»»

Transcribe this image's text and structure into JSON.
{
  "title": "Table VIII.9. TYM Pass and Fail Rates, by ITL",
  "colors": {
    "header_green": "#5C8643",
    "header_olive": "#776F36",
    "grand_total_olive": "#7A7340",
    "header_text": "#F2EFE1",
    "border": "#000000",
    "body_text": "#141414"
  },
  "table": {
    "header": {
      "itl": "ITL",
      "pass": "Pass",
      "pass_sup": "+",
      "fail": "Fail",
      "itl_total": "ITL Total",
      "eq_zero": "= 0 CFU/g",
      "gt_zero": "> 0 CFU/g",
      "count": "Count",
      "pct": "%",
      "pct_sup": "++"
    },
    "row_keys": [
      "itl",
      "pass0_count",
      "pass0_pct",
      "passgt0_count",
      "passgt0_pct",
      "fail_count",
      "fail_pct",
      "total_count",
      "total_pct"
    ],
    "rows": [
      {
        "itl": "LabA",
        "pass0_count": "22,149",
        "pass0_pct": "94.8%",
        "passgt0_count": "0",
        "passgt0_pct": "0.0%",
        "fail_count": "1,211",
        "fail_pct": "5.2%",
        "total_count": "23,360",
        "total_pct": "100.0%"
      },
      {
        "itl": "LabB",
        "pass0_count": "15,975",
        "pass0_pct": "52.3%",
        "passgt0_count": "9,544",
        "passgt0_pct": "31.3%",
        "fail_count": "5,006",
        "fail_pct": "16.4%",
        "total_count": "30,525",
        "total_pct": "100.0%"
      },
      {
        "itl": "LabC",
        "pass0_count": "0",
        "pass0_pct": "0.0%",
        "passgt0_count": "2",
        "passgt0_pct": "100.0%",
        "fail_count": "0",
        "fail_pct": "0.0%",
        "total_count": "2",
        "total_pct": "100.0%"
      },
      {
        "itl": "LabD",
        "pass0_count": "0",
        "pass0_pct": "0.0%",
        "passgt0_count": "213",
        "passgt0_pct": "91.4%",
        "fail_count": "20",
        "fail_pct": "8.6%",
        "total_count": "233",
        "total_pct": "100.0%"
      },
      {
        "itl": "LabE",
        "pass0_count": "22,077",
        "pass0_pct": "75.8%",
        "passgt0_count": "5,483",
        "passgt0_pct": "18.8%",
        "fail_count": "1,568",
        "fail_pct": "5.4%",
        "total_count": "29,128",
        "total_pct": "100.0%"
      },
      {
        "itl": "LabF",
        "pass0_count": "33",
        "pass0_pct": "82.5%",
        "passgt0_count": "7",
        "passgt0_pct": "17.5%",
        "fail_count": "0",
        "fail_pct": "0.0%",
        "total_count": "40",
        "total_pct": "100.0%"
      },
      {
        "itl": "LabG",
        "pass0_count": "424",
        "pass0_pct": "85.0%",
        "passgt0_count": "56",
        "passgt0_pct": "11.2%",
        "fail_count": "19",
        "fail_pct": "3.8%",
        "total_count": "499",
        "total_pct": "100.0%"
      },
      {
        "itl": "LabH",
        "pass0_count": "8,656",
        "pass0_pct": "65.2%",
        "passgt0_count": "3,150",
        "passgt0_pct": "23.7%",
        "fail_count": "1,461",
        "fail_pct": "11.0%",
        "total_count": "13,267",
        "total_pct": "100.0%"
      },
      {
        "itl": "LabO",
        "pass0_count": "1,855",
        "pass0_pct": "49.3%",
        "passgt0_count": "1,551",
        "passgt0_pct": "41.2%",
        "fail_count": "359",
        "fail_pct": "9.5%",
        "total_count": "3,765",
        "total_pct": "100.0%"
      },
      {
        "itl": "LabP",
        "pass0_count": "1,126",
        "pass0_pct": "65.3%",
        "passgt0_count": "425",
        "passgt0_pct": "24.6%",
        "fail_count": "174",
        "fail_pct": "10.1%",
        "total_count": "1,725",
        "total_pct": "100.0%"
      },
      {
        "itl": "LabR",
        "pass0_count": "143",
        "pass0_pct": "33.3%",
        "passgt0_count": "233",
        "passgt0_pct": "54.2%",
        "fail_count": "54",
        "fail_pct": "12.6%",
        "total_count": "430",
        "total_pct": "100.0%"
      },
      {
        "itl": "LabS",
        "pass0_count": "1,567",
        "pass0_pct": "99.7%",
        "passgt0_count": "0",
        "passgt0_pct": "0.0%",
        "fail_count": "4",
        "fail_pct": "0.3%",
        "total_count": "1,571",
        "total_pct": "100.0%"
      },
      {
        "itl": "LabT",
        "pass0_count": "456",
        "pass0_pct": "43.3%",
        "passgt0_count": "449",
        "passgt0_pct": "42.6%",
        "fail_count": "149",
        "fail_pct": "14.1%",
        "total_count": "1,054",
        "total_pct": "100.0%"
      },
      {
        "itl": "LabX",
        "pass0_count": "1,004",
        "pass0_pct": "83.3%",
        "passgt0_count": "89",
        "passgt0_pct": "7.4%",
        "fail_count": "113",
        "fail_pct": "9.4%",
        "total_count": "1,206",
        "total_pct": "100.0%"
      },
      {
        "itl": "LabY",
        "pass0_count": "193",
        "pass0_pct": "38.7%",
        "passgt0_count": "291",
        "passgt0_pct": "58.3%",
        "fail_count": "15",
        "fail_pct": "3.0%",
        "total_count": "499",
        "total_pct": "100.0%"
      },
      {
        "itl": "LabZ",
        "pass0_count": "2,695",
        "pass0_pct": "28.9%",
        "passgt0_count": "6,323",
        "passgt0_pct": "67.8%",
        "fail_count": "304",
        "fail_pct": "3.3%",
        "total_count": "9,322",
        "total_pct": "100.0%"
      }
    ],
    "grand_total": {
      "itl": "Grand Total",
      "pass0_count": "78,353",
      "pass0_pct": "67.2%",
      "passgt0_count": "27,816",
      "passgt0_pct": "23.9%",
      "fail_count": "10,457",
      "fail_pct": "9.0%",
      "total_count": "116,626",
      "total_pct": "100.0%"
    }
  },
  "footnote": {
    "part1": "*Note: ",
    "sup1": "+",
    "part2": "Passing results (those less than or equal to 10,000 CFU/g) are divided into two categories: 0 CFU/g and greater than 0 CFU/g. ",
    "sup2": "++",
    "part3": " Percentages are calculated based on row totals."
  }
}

««

#### WORK TO DO:
Lines that include the word "into" are to be extracted from the data above.

#### EXPECTED ANSWER:
Transcribe this image's text and structure into JSON.
    "part2": "Passing results (those less than or equal to 10,000 CFU/g) are divided into two categories: 0 CFU/g and greater than 0 CFU/g. ",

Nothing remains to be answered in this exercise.